* [TASK]
Return a copy of every line in the records that includes the word "shift".

Records from a dataset:
************

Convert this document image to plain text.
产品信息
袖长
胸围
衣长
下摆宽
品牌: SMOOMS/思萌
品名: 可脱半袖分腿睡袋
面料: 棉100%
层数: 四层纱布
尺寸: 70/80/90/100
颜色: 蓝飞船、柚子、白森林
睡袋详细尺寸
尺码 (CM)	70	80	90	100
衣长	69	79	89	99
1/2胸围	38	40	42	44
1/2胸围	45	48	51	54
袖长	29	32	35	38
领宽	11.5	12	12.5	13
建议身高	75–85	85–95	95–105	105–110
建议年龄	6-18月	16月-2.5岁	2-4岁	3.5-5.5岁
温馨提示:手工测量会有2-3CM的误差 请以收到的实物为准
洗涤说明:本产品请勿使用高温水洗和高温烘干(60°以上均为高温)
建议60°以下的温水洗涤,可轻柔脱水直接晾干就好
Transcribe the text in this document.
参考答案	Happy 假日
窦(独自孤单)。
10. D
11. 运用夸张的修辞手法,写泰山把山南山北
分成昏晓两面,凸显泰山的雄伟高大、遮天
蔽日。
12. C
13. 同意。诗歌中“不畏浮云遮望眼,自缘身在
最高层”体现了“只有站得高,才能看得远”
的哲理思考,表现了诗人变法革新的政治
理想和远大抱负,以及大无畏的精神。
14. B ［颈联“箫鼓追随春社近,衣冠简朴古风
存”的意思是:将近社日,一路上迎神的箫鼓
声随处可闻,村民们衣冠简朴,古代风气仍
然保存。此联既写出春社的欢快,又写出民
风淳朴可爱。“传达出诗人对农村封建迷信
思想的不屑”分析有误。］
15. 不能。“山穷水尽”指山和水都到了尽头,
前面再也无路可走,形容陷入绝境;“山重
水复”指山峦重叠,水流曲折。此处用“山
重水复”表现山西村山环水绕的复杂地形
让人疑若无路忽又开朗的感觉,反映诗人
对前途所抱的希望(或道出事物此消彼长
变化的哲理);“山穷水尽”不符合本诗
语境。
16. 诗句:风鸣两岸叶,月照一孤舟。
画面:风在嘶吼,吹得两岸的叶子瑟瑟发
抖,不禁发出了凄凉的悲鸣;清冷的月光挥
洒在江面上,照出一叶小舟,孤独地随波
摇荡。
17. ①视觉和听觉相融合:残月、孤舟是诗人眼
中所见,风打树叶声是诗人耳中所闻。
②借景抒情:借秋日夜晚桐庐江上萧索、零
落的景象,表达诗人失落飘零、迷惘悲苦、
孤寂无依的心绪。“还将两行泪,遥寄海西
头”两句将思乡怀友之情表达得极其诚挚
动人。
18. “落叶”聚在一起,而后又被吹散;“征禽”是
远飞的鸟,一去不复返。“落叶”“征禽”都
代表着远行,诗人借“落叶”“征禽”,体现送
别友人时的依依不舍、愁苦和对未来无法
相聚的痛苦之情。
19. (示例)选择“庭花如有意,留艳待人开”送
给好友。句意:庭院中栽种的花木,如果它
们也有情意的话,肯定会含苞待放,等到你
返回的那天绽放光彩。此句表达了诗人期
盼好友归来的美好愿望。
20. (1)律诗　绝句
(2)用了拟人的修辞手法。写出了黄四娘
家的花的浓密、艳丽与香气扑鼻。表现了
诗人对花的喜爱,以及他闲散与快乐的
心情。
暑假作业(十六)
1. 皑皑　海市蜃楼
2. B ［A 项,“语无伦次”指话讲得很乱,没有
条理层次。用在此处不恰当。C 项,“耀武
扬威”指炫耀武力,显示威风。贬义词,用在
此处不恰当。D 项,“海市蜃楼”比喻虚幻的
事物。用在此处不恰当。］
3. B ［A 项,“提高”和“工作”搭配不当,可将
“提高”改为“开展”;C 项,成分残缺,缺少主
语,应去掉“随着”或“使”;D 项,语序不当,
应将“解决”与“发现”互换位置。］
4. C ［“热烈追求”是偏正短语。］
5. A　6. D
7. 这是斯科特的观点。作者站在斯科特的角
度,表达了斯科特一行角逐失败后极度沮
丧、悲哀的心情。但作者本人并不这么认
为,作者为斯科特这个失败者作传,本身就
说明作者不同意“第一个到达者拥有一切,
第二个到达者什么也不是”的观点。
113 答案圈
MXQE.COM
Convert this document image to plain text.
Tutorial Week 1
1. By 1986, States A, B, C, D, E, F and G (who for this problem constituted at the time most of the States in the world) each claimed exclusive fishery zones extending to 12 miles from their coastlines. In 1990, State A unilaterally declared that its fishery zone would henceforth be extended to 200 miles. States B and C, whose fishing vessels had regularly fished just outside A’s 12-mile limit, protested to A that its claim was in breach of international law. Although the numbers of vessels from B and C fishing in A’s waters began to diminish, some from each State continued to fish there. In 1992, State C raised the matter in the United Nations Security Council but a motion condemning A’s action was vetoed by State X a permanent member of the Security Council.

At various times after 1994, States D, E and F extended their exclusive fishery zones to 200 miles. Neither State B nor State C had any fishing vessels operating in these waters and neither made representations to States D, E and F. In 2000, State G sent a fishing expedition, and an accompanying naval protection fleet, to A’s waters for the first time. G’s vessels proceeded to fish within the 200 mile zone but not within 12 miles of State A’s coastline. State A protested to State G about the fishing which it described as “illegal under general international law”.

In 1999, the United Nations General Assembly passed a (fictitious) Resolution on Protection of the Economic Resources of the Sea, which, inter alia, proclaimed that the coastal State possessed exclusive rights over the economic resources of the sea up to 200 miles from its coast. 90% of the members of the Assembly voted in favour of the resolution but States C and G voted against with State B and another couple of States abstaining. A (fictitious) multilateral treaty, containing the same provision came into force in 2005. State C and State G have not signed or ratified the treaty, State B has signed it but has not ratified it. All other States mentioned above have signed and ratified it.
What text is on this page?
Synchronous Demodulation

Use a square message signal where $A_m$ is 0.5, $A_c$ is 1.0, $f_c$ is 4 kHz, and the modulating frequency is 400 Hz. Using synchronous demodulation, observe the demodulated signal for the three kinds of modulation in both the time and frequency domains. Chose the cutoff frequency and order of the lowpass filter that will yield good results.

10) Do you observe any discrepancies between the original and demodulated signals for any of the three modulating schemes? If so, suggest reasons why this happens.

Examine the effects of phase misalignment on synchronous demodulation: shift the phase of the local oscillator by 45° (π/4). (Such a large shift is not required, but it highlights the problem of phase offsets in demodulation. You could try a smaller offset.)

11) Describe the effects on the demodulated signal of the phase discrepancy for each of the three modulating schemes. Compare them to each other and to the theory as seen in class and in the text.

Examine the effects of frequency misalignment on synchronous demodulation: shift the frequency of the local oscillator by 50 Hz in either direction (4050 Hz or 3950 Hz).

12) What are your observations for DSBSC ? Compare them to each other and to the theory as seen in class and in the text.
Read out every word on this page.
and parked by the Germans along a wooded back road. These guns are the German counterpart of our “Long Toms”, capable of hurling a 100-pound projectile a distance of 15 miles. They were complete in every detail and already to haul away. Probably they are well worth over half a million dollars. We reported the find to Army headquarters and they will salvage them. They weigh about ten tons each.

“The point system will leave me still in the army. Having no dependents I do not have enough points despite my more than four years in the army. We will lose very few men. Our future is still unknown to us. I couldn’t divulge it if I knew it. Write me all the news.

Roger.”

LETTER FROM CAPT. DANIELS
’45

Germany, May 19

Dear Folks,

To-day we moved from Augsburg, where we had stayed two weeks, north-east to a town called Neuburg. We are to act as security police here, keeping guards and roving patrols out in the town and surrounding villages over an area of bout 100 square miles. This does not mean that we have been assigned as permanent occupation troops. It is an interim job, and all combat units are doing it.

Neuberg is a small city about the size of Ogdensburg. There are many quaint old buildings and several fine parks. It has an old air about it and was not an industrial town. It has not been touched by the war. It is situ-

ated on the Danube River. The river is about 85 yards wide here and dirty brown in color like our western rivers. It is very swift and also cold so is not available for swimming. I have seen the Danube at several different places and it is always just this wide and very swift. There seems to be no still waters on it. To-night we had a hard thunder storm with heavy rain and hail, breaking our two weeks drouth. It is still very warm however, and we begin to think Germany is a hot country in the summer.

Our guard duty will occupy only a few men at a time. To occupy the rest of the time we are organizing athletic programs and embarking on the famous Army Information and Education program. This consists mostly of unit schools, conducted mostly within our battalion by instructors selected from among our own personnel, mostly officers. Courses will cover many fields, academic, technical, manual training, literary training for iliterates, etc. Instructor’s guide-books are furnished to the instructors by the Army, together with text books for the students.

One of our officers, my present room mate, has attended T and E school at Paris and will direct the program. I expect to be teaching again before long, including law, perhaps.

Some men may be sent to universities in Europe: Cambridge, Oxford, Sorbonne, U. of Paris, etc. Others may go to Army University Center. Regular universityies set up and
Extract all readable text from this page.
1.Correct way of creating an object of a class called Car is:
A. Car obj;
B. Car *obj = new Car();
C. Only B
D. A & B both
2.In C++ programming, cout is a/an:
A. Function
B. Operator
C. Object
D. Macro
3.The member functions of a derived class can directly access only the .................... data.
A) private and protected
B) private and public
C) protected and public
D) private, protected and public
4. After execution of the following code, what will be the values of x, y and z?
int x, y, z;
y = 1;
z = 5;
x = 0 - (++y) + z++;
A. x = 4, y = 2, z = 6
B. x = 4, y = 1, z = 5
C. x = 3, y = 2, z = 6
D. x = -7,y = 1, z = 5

************

* [COMPLETE OUTPUT]
Examine the effects of phase misalignment on synchronous demodulation: shift the phase of the local oscillator by 45° (π/4). (Such a large shift is not required, but it highlights the problem of phase offsets in demodulation. You could try a smaller offset.)
Examine the effects of frequency misalignment on synchronous demodulation: shift the frequency of the local oscillator by 50 Hz in either direction (4050 Hz or 3950 Hz).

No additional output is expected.